**TO BE DONE:** Images are excluded; otherwise, output every record exactly.

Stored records
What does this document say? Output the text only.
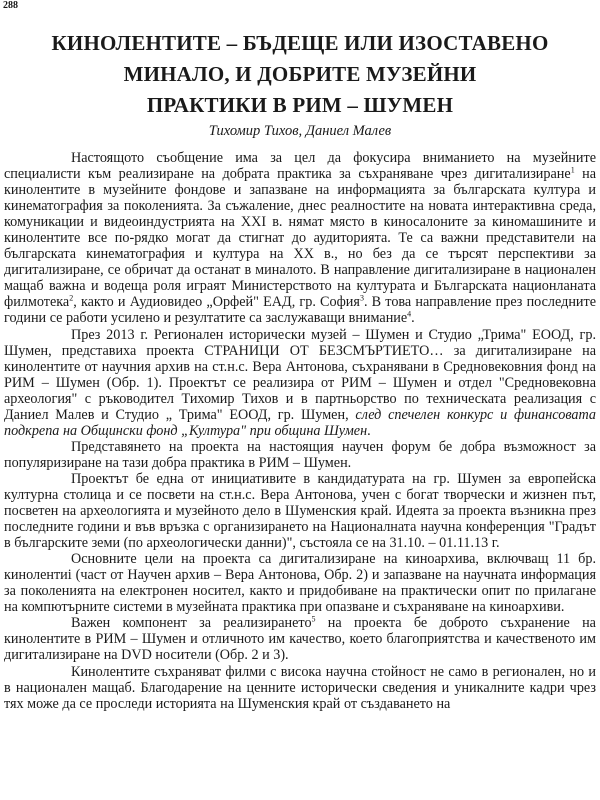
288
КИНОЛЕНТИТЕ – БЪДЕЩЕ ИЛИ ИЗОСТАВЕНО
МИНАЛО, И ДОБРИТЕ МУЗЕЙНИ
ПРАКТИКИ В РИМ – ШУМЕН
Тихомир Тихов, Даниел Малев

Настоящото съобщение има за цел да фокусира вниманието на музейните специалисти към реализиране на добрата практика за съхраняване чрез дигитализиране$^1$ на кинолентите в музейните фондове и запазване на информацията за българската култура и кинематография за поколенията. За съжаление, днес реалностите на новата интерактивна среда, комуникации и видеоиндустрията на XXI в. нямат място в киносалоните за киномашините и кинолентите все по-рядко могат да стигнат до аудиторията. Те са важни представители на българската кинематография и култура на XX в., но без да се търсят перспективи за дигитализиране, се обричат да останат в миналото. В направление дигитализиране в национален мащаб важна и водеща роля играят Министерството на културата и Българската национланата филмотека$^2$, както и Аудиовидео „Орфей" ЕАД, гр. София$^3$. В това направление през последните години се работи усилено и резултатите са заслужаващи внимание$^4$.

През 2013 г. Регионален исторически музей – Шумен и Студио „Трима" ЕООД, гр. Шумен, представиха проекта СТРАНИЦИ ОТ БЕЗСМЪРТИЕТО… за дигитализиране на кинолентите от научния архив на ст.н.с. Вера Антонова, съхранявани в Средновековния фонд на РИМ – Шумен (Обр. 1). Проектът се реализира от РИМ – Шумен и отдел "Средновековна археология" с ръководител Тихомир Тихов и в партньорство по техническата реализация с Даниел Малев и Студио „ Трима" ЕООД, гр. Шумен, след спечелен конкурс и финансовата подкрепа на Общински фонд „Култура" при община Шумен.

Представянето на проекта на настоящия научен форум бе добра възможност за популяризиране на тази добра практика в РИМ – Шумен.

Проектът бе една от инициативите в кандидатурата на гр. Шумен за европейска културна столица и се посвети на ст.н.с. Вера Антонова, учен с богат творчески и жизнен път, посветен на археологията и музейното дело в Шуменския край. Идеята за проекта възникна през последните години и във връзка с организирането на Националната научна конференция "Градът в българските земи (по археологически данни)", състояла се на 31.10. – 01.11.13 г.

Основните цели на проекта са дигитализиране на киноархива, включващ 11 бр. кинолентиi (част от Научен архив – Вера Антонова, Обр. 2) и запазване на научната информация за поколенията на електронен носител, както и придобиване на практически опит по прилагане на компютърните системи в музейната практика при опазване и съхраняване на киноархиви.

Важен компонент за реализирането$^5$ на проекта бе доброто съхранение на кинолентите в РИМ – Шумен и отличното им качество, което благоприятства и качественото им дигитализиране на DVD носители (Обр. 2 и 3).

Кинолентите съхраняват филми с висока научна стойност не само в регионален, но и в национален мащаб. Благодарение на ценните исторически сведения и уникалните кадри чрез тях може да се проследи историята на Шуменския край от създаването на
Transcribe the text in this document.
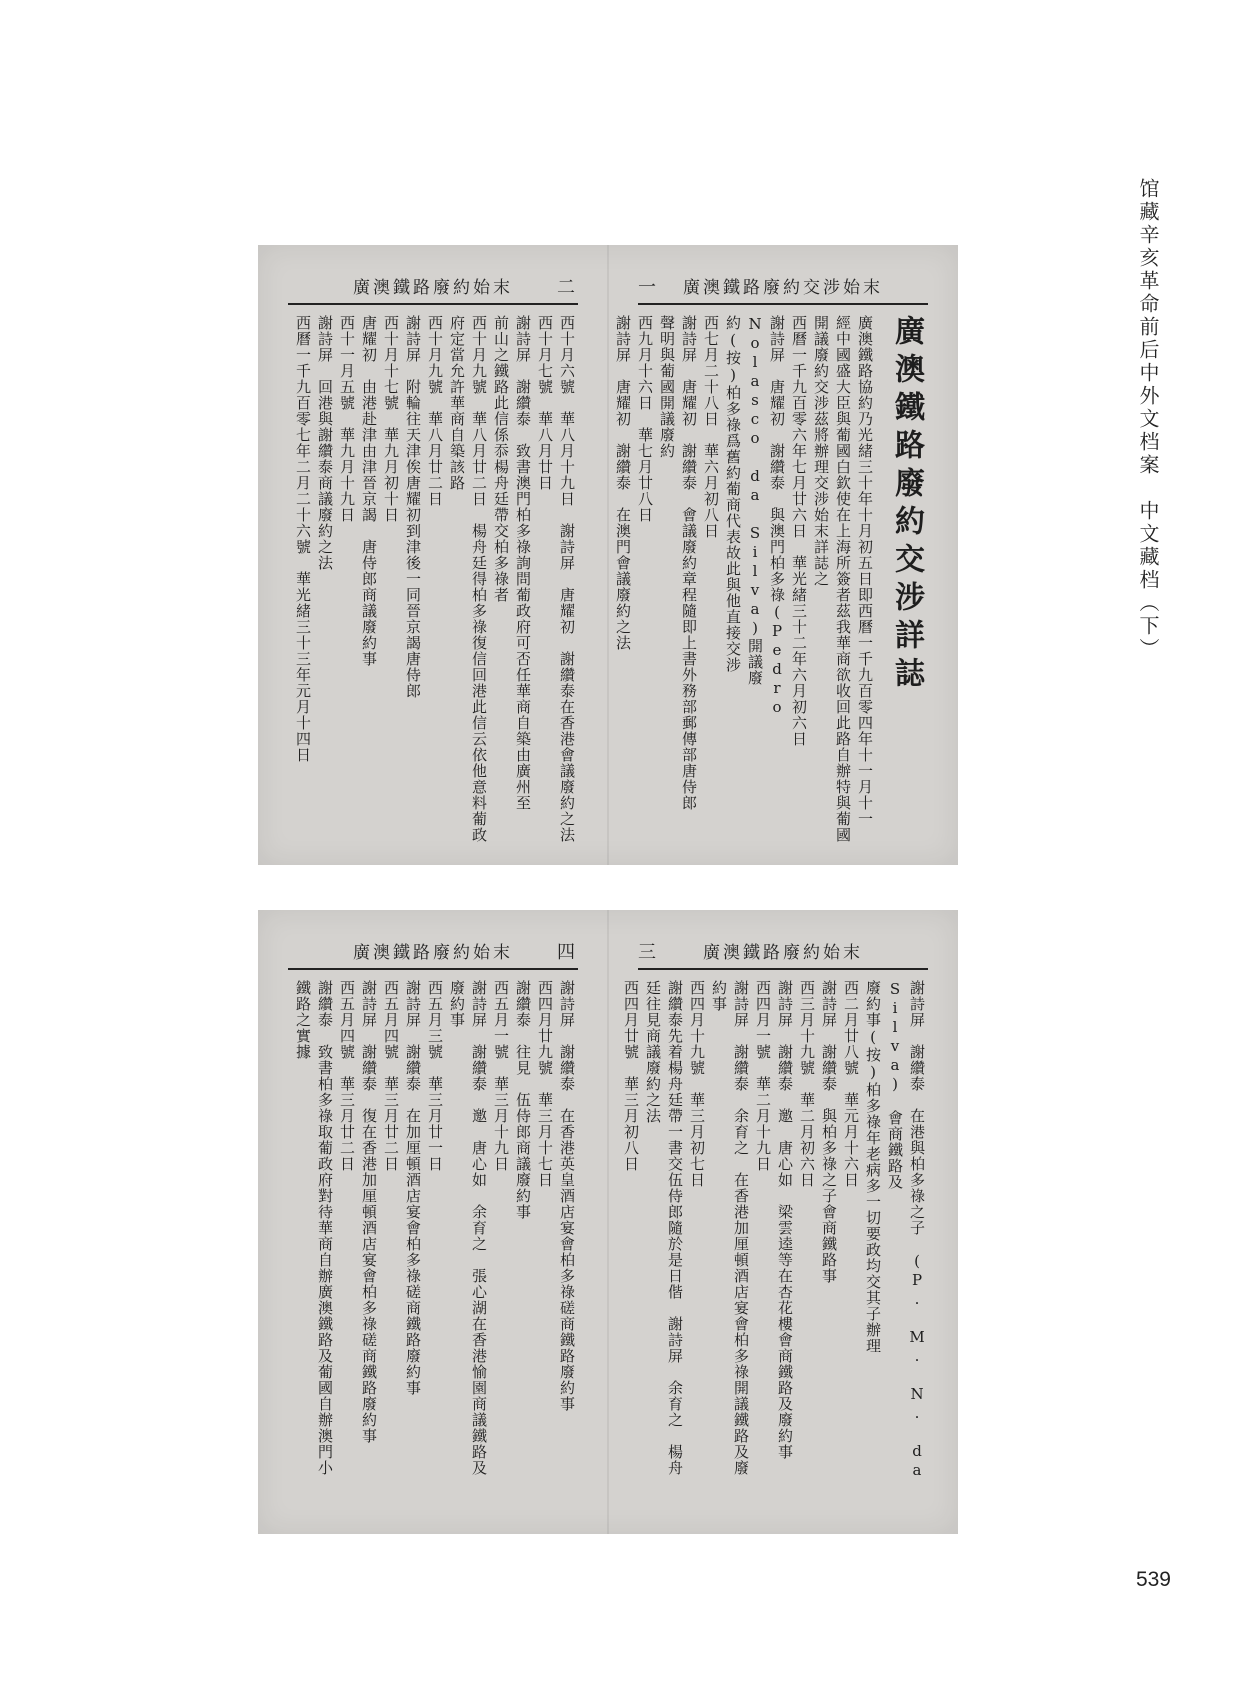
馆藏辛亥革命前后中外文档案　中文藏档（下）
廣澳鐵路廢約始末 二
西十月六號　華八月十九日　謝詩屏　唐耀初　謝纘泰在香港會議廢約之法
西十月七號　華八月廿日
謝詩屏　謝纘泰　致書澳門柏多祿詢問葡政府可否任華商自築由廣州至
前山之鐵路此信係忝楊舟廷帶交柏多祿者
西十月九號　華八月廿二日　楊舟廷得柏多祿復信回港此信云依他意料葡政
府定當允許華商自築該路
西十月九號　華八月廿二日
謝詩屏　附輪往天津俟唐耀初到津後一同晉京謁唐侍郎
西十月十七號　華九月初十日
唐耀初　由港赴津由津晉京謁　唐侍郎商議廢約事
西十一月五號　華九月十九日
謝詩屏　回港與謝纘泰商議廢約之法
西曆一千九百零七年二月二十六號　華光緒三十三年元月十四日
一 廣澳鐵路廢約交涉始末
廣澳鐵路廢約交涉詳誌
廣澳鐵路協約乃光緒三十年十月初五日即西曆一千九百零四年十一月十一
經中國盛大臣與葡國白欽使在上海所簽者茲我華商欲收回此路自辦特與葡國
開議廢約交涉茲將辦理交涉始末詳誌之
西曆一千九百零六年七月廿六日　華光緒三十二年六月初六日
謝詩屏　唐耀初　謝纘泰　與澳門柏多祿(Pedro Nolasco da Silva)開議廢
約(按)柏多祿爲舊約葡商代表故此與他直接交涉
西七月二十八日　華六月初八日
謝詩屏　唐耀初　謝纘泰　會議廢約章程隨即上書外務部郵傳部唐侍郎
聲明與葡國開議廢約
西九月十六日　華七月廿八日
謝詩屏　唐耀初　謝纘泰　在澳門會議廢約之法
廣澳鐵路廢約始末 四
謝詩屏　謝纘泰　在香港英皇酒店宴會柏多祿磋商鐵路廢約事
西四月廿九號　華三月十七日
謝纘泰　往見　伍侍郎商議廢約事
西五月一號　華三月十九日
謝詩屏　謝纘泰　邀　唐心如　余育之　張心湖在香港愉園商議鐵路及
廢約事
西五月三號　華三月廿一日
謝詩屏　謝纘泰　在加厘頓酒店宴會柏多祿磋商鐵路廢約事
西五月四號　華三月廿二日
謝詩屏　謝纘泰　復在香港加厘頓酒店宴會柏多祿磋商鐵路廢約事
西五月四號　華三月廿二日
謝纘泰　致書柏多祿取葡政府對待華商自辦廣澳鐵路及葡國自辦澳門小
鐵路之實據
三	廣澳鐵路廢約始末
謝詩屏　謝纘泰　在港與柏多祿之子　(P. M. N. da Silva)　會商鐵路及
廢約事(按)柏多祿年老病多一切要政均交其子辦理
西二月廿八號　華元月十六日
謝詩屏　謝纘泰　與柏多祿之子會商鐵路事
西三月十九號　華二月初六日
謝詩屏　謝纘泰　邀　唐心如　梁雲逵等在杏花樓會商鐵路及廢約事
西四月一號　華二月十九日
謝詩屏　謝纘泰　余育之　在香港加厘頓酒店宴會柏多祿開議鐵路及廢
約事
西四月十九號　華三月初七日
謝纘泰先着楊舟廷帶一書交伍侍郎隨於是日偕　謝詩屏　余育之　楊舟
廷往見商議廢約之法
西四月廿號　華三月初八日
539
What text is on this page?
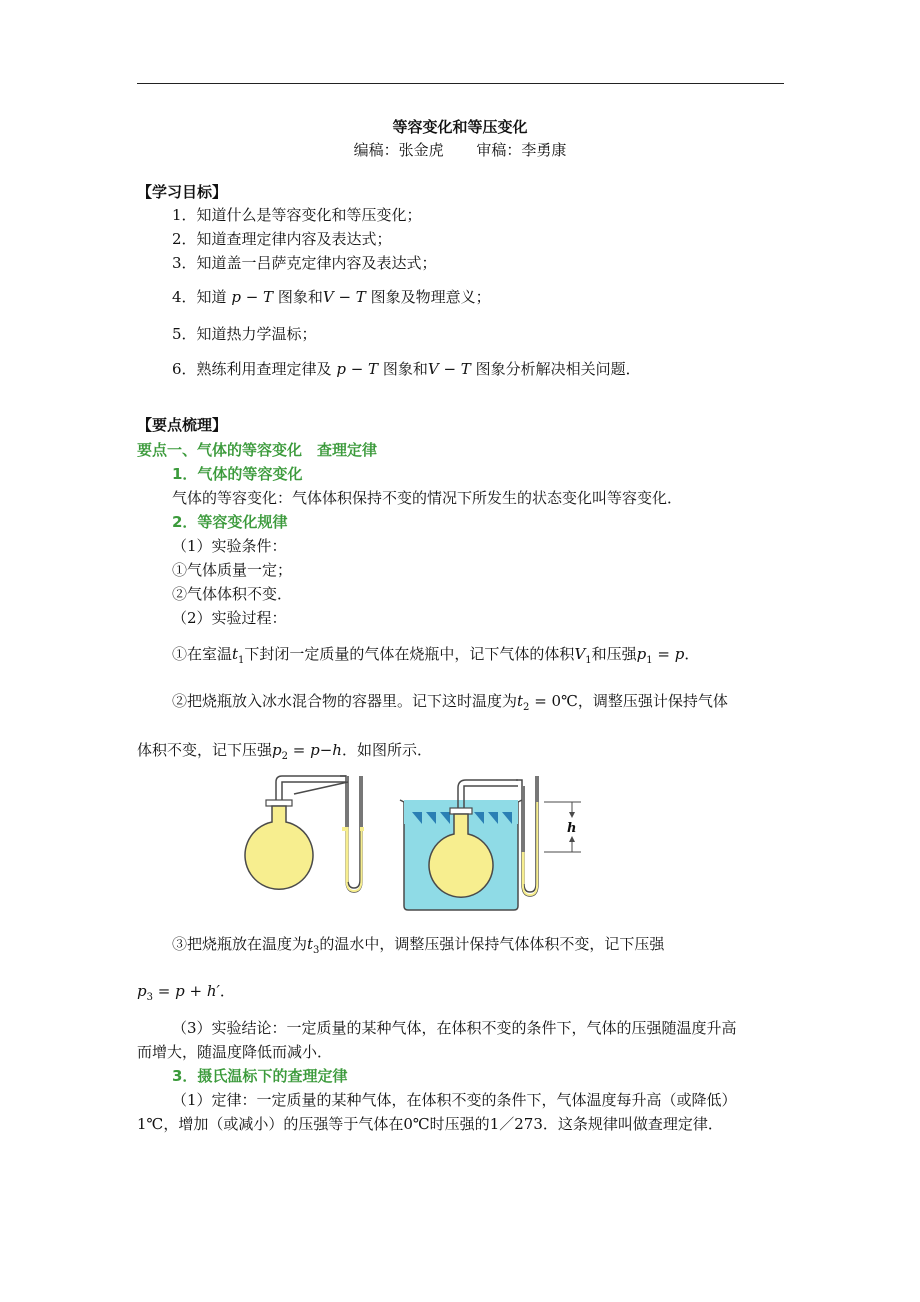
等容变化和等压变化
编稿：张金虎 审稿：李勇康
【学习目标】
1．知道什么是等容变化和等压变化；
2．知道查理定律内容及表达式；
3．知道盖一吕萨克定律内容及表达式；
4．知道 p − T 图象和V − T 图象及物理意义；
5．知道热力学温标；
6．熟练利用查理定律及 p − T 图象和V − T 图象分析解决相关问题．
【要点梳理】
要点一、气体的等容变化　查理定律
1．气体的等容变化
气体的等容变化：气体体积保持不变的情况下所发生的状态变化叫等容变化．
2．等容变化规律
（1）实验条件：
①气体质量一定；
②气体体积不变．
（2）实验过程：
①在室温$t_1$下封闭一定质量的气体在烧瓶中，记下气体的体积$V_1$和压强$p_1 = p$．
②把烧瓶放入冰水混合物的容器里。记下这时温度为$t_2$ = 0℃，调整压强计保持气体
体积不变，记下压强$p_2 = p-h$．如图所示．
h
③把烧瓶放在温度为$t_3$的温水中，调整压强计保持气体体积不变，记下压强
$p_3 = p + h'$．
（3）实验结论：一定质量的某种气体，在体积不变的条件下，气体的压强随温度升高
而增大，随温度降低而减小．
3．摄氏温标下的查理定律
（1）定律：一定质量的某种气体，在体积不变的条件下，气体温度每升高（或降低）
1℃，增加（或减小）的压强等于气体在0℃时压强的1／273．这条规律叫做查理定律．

**EXPECTED ANSWER:**
What does this document say? Output the text only.
288
КИНОЛЕНТИТЕ – БЪДЕЩЕ ИЛИ ИЗОСТАВЕНО
МИНАЛО, И ДОБРИТЕ МУЗЕЙНИ
ПРАКТИКИ В РИМ – ШУМЕН
Тихомир Тихов, Даниел Малев

Настоящото съобщение има за цел да фокусира вниманието на музейните специалисти към реализиране на добрата практика за съхраняване чрез дигитализиране$^1$ на кинолентите в музейните фондове и запазване на информацията за българската култура и кинематография за поколенията. За съжаление, днес реалностите на новата интерактивна среда, комуникации и видеоиндустрията на XXI в. нямат място в киносалоните за киномашините и кинолентите все по-рядко могат да стигнат до аудиторията. Те са важни представители на българската кинематография и култура на XX в., но без да се търсят перспективи за дигитализиране, се обричат да останат в миналото. В направление дигитализиране в национален мащаб важна и водеща роля играят Министерството на културата и Българската национланата филмотека$^2$, както и Аудиовидео „Орфей" ЕАД, гр. София$^3$. В това направление през последните години се работи усилено и резултатите са заслужаващи внимание$^4$.

През 2013 г. Регионален исторически музей – Шумен и Студио „Трима" ЕООД, гр. Шумен, представиха проекта СТРАНИЦИ ОТ БЕЗСМЪРТИЕТО… за дигитализиране на кинолентите от научния архив на ст.н.с. Вера Антонова, съхранявани в Средновековния фонд на РИМ – Шумен (Обр. 1). Проектът се реализира от РИМ – Шумен и отдел "Средновековна археология" с ръководител Тихомир Тихов и в партньорство по техническата реализация с Даниел Малев и Студио „ Трима" ЕООД, гр. Шумен, след спечелен конкурс и финансовата подкрепа на Общински фонд „Култура" при община Шумен.

Представянето на проекта на настоящия научен форум бе добра възможност за популяризиране на тази добра практика в РИМ – Шумен.

Проектът бе една от инициативите в кандидатурата на гр. Шумен за европейска културна столица и се посвети на ст.н.с. Вера Антонова, учен с богат творчески и жизнен път, посветен на археологията и музейното дело в Шуменския край. Идеята за проекта възникна през последните години и във връзка с организирането на Националната научна конференция "Градът в българските земи (по археологически данни)", състояла се на 31.10. – 01.11.13 г.

Основните цели на проекта са дигитализиране на киноархива, включващ 11 бр. кинолентиi (част от Научен архив – Вера Антонова, Обр. 2) и запазване на научната информация за поколенията на електронен носител, както и придобиване на практически опит по прилагане на компютърните системи в музейната практика при опазване и съхраняване на киноархиви.

Важен компонент за реализирането$^5$ на проекта бе доброто съхранение на кинолентите в РИМ – Шумен и отличното им качество, което благоприятства и качественото им дигитализиране на DVD носители (Обр. 2 и 3).

Кинолентите съхраняват филми с висока научна стойност не само в регионален, но и в национален мащаб. Благодарение на ценните исторически сведения и уникалните кадри чрез тях може да се проследи историята на Шуменския край от създаването на
Transcribe the text in this document.
馆藏辛亥革命前后中外文档案　中文藏档（下）
廣澳鐵路廢約始末 二
西十月六號　華八月十九日　謝詩屏　唐耀初　謝纘泰在香港會議廢約之法
西十月七號　華八月廿日
謝詩屏　謝纘泰　致書澳門柏多祿詢問葡政府可否任華商自築由廣州至
前山之鐵路此信係忝楊舟廷帶交柏多祿者
西十月九號　華八月廿二日　楊舟廷得柏多祿復信回港此信云依他意料葡政
府定當允許華商自築該路
西十月九號　華八月廿二日
謝詩屏　附輪往天津俟唐耀初到津後一同晉京謁唐侍郎
西十月十七號　華九月初十日
唐耀初　由港赴津由津晉京謁　唐侍郎商議廢約事
西十一月五號　華九月十九日
謝詩屏　回港與謝纘泰商議廢約之法
西曆一千九百零七年二月二十六號　華光緒三十三年元月十四日
一 廣澳鐵路廢約交涉始末
廣澳鐵路廢約交涉詳誌
廣澳鐵路協約乃光緒三十年十月初五日即西曆一千九百零四年十一月十一
經中國盛大臣與葡國白欽使在上海所簽者茲我華商欲收回此路自辦特與葡國
開議廢約交涉茲將辦理交涉始末詳誌之
西曆一千九百零六年七月廿六日　華光緒三十二年六月初六日
謝詩屏　唐耀初　謝纘泰　與澳門柏多祿(Pedro Nolasco da Silva)開議廢
約(按)柏多祿爲舊約葡商代表故此與他直接交涉
西七月二十八日　華六月初八日
謝詩屏　唐耀初　謝纘泰　會議廢約章程隨即上書外務部郵傳部唐侍郎
聲明與葡國開議廢約
西九月十六日　華七月廿八日
謝詩屏　唐耀初　謝纘泰　在澳門會議廢約之法
廣澳鐵路廢約始末 四
謝詩屏　謝纘泰　在香港英皇酒店宴會柏多祿磋商鐵路廢約事
西四月廿九號　華三月十七日
謝纘泰　往見　伍侍郎商議廢約事
西五月一號　華三月十九日
謝詩屏　謝纘泰　邀　唐心如　余育之　張心湖在香港愉園商議鐵路及
廢約事
西五月三號　華三月廿一日
謝詩屏　謝纘泰　在加厘頓酒店宴會柏多祿磋商鐵路廢約事
西五月四號　華三月廿二日
謝詩屏　謝纘泰　復在香港加厘頓酒店宴會柏多祿磋商鐵路廢約事
西五月四號　華三月廿二日
謝纘泰　致書柏多祿取葡政府對待華商自辦廣澳鐵路及葡國自辦澳門小
鐵路之實據
三	廣澳鐵路廢約始末
謝詩屏　謝纘泰　在港與柏多祿之子　(P. M. N. da Silva)　會商鐵路及
廢約事(按)柏多祿年老病多一切要政均交其子辦理
西二月廿八號　華元月十六日
謝詩屏　謝纘泰　與柏多祿之子會商鐵路事
西三月十九號　華二月初六日
謝詩屏　謝纘泰　邀　唐心如　梁雲逵等在杏花樓會商鐵路及廢約事
西四月一號　華二月十九日
謝詩屏　謝纘泰　余育之　在香港加厘頓酒店宴會柏多祿開議鐵路及廢
約事
西四月十九號　華三月初七日
謝纘泰先着楊舟廷帶一書交伍侍郎隨於是日偕　謝詩屏　余育之　楊舟
廷往見商議廢約之法
西四月廿號　華三月初八日
539
What text is on this page?
等容变化和等压变化
编稿：张金虎 审稿：李勇康
【学习目标】
1．知道什么是等容变化和等压变化；
2．知道查理定律内容及表达式；
3．知道盖一吕萨克定律内容及表达式；
4．知道 p − T 图象和V − T 图象及物理意义；
5．知道热力学温标；
6．熟练利用查理定律及 p − T 图象和V − T 图象分析解决相关问题．
【要点梳理】
要点一、气体的等容变化　查理定律
1．气体的等容变化
气体的等容变化：气体体积保持不变的情况下所发生的状态变化叫等容变化．
2．等容变化规律
（1）实验条件：
①气体质量一定；
②气体体积不变．
（2）实验过程：
①在室温$t_1$下封闭一定质量的气体在烧瓶中，记下气体的体积$V_1$和压强$p_1 = p$．
②把烧瓶放入冰水混合物的容器里。记下这时温度为$t_2$ = 0℃，调整压强计保持气体
体积不变，记下压强$p_2 = p-h$．如图所示．
h
③把烧瓶放在温度为$t_3$的温水中，调整压强计保持气体体积不变，记下压强
$p_3 = p + h'$．
（3）实验结论：一定质量的某种气体，在体积不变的条件下，气体的压强随温度升高
而增大，随温度降低而减小．
3．摄氏温标下的查理定律
（1）定律：一定质量的某种气体，在体积不变的条件下，气体温度每升高（或降低）
1℃，增加（或减小）的压强等于气体在0℃时压强的1／273．这条规律叫做查理定律．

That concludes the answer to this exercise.